> _EXERCISE DETAILS_: Some lines in the listing below may include the string "Western". How many are there? Give only the number.

> _INPUT MATERIAL_:
□ □ □ □ □ □ □
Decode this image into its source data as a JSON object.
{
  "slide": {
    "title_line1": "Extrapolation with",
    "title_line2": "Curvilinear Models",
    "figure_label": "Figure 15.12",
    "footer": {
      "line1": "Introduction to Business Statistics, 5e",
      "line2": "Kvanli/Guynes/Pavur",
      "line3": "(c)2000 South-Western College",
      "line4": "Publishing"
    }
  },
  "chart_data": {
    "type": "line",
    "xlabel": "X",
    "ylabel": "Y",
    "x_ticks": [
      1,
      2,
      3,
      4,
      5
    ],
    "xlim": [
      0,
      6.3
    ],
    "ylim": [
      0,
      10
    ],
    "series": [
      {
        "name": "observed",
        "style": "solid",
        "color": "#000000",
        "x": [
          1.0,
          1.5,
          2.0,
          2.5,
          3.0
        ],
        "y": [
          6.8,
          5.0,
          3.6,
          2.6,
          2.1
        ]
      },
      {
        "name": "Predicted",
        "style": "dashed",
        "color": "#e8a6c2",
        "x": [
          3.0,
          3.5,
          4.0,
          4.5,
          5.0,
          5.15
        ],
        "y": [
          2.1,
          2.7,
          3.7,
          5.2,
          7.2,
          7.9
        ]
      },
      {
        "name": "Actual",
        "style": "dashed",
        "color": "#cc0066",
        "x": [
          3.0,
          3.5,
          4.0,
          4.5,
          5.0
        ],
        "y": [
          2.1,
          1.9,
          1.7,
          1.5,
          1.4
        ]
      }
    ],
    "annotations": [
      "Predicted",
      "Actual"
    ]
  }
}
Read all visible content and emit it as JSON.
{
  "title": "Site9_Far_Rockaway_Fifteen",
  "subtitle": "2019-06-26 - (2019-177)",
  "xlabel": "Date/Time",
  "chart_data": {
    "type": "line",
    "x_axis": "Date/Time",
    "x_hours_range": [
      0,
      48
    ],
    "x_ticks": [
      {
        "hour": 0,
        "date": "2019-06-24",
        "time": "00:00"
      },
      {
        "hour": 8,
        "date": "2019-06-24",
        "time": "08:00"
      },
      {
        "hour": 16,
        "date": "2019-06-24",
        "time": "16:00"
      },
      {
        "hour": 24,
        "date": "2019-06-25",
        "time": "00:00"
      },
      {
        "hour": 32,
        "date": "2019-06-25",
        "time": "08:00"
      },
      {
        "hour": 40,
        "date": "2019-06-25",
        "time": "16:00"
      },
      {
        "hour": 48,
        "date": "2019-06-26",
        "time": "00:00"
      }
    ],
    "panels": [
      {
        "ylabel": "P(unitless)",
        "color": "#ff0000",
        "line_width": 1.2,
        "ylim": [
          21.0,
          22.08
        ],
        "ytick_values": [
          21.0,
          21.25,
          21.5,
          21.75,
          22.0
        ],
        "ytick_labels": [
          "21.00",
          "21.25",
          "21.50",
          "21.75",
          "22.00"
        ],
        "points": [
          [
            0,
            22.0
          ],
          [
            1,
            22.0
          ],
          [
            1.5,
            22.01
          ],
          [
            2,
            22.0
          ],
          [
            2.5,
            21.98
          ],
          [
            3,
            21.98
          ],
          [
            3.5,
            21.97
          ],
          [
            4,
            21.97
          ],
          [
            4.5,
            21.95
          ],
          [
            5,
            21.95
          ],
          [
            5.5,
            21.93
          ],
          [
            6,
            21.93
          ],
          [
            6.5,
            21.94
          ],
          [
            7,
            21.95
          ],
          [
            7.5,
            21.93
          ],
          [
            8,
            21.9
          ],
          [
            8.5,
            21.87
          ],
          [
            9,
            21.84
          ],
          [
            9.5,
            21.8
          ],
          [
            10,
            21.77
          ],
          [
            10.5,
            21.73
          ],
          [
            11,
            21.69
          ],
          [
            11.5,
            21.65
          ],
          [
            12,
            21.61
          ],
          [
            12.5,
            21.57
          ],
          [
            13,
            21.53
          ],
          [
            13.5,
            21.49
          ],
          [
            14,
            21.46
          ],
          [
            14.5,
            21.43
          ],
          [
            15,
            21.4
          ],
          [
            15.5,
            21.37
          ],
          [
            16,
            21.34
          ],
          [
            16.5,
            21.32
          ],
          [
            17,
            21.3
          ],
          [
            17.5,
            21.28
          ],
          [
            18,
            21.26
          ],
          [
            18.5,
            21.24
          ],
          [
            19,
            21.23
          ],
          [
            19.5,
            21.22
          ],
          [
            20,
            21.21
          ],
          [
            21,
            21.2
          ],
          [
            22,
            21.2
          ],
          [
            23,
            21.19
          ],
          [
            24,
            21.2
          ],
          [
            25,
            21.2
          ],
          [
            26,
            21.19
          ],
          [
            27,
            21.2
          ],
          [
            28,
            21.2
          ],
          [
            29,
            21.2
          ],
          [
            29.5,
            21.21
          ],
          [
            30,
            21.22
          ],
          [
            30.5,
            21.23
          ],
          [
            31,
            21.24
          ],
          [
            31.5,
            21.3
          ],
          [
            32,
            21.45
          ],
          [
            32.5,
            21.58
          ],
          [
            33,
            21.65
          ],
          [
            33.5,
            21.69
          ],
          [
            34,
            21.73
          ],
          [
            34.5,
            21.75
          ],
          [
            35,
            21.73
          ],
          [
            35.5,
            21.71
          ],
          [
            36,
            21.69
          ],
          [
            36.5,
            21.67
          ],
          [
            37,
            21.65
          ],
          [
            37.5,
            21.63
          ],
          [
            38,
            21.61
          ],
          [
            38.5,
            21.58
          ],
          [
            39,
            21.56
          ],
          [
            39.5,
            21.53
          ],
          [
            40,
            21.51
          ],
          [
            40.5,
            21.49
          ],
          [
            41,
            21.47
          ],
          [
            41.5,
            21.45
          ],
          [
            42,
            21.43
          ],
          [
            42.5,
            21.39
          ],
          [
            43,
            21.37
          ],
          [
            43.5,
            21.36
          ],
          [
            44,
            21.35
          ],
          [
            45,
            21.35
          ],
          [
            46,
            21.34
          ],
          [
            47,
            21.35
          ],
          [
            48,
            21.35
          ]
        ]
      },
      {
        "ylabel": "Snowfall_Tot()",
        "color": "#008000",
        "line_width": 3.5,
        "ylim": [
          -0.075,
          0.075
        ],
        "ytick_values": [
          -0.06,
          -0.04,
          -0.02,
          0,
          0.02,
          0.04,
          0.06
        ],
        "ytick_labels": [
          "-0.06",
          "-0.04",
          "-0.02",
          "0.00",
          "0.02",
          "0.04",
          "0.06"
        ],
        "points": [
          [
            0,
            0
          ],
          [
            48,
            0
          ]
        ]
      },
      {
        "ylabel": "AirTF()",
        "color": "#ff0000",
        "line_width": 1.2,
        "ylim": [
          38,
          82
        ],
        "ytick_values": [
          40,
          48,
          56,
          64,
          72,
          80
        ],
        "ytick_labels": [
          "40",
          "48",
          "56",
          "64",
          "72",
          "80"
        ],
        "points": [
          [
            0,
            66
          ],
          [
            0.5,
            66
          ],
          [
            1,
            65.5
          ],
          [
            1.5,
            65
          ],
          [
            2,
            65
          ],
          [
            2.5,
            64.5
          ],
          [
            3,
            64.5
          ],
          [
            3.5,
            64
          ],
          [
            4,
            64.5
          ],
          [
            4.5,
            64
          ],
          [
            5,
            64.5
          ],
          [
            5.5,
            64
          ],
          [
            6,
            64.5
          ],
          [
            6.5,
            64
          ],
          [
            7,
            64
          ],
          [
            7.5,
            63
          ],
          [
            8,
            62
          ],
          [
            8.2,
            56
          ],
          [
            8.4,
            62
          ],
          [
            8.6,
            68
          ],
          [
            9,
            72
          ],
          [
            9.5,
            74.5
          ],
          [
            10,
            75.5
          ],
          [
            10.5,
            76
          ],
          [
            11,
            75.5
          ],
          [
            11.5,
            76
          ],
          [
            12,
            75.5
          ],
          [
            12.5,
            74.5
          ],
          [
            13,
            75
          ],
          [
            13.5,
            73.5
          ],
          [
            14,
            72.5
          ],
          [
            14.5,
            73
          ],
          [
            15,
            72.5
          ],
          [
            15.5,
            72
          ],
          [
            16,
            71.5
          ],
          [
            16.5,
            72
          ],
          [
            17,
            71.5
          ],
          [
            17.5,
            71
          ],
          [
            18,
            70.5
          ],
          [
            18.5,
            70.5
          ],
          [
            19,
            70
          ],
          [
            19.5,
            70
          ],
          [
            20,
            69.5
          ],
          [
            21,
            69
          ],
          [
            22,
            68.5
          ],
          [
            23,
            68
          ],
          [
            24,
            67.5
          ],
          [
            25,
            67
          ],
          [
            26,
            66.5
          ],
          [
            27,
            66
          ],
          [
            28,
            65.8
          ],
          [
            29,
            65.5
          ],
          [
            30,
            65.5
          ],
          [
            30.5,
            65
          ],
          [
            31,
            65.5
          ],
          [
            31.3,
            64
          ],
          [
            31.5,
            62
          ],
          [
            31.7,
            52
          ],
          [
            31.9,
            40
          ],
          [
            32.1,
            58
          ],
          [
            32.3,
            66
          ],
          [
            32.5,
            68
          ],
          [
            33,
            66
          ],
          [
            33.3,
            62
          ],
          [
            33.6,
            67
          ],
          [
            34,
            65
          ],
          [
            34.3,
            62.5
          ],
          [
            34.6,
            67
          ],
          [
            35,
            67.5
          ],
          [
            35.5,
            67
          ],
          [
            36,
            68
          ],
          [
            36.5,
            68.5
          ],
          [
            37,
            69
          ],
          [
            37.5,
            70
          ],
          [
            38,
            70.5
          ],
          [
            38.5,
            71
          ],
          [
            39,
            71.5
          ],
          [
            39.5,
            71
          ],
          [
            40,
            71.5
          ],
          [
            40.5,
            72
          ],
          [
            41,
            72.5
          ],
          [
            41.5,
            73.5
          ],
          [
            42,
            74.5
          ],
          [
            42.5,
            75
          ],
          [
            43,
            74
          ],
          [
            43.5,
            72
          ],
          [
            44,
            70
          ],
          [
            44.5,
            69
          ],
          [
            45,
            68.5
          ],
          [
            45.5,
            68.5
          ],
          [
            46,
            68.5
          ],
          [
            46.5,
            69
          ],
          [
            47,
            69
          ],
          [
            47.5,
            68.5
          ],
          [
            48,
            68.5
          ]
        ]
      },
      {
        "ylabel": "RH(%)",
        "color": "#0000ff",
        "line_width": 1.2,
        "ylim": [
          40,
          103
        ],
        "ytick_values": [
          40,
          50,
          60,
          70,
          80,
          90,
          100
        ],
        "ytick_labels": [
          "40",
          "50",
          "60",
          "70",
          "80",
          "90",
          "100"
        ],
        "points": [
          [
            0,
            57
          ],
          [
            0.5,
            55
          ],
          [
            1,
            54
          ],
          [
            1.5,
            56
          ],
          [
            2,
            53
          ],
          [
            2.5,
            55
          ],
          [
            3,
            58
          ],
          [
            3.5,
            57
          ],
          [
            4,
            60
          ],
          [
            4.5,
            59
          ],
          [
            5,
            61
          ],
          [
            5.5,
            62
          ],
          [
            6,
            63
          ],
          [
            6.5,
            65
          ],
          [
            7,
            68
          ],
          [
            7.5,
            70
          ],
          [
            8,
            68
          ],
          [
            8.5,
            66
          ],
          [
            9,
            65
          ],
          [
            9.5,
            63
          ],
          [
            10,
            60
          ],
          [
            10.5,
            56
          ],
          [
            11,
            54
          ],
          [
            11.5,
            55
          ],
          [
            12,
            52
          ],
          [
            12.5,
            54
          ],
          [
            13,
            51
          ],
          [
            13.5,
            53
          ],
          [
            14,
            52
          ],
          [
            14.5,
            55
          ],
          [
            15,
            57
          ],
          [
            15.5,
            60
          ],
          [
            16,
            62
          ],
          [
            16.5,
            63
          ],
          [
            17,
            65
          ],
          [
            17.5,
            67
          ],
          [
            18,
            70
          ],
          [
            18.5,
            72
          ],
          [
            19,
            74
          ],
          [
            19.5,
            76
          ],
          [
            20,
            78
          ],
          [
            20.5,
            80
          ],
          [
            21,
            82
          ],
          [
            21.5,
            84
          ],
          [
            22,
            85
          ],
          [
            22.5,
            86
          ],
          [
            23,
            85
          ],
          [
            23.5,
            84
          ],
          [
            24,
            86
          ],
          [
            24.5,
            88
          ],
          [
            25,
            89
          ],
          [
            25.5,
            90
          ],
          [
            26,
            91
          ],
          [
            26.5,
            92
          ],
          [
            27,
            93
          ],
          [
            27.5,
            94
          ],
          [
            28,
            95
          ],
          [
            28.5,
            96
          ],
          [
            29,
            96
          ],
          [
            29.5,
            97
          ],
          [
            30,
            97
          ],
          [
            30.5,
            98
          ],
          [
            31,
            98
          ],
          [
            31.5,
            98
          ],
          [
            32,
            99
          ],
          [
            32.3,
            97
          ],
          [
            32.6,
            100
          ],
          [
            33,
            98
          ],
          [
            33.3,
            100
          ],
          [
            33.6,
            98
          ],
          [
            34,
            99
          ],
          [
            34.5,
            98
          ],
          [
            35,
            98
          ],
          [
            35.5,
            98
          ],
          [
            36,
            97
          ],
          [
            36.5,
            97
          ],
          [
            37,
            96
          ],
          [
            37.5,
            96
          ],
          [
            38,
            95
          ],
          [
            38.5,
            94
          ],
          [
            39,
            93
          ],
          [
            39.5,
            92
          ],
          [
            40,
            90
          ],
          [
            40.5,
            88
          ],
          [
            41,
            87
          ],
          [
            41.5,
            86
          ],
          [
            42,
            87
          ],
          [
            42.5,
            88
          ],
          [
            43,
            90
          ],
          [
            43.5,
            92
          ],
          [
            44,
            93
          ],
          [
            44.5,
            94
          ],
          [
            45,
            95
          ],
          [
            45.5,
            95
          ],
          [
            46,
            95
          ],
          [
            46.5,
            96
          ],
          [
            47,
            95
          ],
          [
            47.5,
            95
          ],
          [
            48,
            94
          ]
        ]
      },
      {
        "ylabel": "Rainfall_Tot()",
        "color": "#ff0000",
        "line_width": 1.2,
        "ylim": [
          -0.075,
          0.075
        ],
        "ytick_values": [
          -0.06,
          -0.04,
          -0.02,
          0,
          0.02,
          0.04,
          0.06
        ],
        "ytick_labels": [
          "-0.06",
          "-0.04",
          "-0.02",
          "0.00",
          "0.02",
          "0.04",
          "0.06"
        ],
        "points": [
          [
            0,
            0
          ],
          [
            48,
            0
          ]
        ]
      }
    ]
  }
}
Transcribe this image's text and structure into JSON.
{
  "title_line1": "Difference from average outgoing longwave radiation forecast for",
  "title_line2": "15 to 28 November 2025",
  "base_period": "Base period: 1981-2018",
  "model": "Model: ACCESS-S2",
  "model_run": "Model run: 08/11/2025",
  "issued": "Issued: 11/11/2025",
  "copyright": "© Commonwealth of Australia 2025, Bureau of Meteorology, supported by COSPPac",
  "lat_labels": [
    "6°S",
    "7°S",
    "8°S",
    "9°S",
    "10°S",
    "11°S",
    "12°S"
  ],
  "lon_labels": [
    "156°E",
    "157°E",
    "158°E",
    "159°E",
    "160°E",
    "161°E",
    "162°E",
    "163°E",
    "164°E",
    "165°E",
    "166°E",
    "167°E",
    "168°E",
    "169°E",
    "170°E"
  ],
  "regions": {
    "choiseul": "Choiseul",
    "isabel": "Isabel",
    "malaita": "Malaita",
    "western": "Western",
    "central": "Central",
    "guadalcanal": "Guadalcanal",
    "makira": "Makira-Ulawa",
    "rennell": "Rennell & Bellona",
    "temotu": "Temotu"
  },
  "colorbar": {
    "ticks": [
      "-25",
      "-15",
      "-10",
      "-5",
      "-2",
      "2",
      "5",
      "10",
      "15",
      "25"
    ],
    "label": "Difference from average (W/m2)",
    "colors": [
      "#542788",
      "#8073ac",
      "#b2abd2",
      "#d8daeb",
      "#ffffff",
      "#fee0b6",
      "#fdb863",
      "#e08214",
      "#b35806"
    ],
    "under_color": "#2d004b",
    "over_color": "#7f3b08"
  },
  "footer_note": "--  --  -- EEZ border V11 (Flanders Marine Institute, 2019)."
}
□ □ □ □ □ □ □
> _EXERCISE RESULT_: 2